start Records for this exercise

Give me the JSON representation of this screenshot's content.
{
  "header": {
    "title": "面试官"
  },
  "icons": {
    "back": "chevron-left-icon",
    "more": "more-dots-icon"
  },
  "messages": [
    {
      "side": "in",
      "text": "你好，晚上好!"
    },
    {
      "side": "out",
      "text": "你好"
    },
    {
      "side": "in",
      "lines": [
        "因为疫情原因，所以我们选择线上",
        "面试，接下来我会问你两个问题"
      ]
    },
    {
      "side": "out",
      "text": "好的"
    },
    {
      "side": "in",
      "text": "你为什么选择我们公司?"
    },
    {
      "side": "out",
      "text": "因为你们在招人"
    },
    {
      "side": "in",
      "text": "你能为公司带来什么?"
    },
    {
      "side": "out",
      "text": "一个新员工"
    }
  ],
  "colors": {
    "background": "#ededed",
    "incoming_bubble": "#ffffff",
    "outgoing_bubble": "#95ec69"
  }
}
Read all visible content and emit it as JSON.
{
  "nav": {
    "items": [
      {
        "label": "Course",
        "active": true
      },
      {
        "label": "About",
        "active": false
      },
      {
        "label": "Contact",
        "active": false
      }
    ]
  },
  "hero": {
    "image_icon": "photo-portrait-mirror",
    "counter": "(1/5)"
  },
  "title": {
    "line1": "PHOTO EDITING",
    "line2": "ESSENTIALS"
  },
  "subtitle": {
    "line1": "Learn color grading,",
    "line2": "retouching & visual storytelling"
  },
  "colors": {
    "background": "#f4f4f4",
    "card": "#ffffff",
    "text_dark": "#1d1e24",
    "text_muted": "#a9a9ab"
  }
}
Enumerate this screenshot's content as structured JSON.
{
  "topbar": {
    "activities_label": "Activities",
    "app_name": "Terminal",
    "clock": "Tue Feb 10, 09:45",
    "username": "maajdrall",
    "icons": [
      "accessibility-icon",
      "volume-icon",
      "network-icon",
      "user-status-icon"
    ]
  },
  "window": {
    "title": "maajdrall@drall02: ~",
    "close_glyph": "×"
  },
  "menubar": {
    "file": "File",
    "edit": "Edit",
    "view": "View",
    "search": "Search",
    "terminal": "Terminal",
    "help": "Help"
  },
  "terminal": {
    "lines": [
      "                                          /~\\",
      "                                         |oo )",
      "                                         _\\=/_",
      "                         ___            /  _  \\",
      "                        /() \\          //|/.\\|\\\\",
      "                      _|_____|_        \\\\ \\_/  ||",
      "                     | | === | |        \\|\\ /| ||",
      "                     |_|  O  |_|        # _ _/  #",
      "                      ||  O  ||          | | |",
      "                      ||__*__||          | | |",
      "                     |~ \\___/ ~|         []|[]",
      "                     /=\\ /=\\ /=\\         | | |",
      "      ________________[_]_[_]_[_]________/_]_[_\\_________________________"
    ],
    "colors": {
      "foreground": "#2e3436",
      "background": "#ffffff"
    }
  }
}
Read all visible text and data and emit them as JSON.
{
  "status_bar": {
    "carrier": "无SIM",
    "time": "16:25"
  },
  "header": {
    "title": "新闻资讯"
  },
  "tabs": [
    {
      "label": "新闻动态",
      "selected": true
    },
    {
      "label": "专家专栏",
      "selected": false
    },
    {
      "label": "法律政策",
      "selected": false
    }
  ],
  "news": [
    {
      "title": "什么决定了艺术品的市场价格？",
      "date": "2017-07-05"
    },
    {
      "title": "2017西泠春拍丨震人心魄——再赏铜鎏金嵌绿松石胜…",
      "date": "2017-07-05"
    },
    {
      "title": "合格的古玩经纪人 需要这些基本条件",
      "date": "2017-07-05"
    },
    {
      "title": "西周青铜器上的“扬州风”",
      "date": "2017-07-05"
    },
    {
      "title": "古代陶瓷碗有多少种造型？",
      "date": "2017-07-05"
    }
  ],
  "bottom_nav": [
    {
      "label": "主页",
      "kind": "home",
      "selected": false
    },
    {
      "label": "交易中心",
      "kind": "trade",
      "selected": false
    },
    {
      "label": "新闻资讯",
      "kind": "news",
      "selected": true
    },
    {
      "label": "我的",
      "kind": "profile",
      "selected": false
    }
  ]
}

end Records for this exercise

- [What the task asks]
Copy out each record from above, exactly.

- [Reply]
Give me the JSON representation of this screenshot's content.
{
  "header": {
    "title": "面试官"
  },
  "icons": {
    "back": "chevron-left-icon",
    "more": "more-dots-icon"
  },
  "messages": [
    {
      "side": "in",
      "text": "你好，晚上好!"
    },
    {
      "side": "out",
      "text": "你好"
    },
    {
      "side": "in",
      "lines": [
        "因为疫情原因，所以我们选择线上",
        "面试，接下来我会问你两个问题"
      ]
    },
    {
      "side": "out",
      "text": "好的"
    },
    {
      "side": "in",
      "text": "你为什么选择我们公司?"
    },
    {
      "side": "out",
      "text": "因为你们在招人"
    },
    {
      "side": "in",
      "text": "你能为公司带来什么?"
    },
    {
      "side": "out",
      "text": "一个新员工"
    }
  ],
  "colors": {
    "background": "#ededed",
    "incoming_bubble": "#ffffff",
    "outgoing_bubble": "#95ec69"
  }
}
Read all visible content and emit it as JSON.
{
  "nav": {
    "items": [
      {
        "label": "Course",
        "active": true
      },
      {
        "label": "About",
        "active": false
      },
      {
        "label": "Contact",
        "active": false
      }
    ]
  },
  "hero": {
    "image_icon": "photo-portrait-mirror",
    "counter": "(1/5)"
  },
  "title": {
    "line1": "PHOTO EDITING",
    "line2": "ESSENTIALS"
  },
  "subtitle": {
    "line1": "Learn color grading,",
    "line2": "retouching & visual storytelling"
  },
  "colors": {
    "background": "#f4f4f4",
    "card": "#ffffff",
    "text_dark": "#1d1e24",
    "text_muted": "#a9a9ab"
  }
}
Enumerate this screenshot's content as structured JSON.
{
  "topbar": {
    "activities_label": "Activities",
    "app_name": "Terminal",
    "clock": "Tue Feb 10, 09:45",
    "username": "maajdrall",
    "icons": [
      "accessibility-icon",
      "volume-icon",
      "network-icon",
      "user-status-icon"
    ]
  },
  "window": {
    "title": "maajdrall@drall02: ~",
    "close_glyph": "×"
  },
  "menubar": {
    "file": "File",
    "edit": "Edit",
    "view": "View",
    "search": "Search",
    "terminal": "Terminal",
    "help": "Help"
  },
  "terminal": {
    "lines": [
      "                                          /~\\",
      "                                         |oo )",
      "                                         _\\=/_",
      "                         ___            /  _  \\",
      "                        /() \\          //|/.\\|\\\\",
      "                      _|_____|_        \\\\ \\_/  ||",
      "                     | | === | |        \\|\\ /| ||",
      "                     |_|  O  |_|        # _ _/  #",
      "                      ||  O  ||          | | |",
      "                      ||__*__||          | | |",
      "                     |~ \\___/ ~|         []|[]",
      "                     /=\\ /=\\ /=\\         | | |",
      "      ________________[_]_[_]_[_]________/_]_[_\\_________________________"
    ],
    "colors": {
      "foreground": "#2e3436",
      "background": "#ffffff"
    }
  }
}
Read all visible text and data and emit them as JSON.
{
  "status_bar": {
    "carrier": "无SIM",
    "time": "16:25"
  },
  "header": {
    "title": "新闻资讯"
  },
  "tabs": [
    {
      "label": "新闻动态",
      "selected": true
    },
    {
      "label": "专家专栏",
      "selected": false
    },
    {
      "label": "法律政策",
      "selected": false
    }
  ],
  "news": [
    {
      "title": "什么决定了艺术品的市场价格？",
      "date": "2017-07-05"
    },
    {
      "title": "2017西泠春拍丨震人心魄——再赏铜鎏金嵌绿松石胜…",
      "date": "2017-07-05"
    },
    {
      "title": "合格的古玩经纪人 需要这些基本条件",
      "date": "2017-07-05"
    },
    {
      "title": "西周青铜器上的“扬州风”",
      "date": "2017-07-05"
    },
    {
      "title": "古代陶瓷碗有多少种造型？",
      "date": "2017-07-05"
    }
  ],
  "bottom_nav": [
    {
      "label": "主页",
      "kind": "home",
      "selected": false
    },
    {
      "label": "交易中心",
      "kind": "trade",
      "selected": false
    },
    {
      "label": "新闻资讯",
      "kind": "news",
      "selected": true
    },
    {
      "label": "我的",
      "kind": "profile",
      "selected": false
    }
  ]
}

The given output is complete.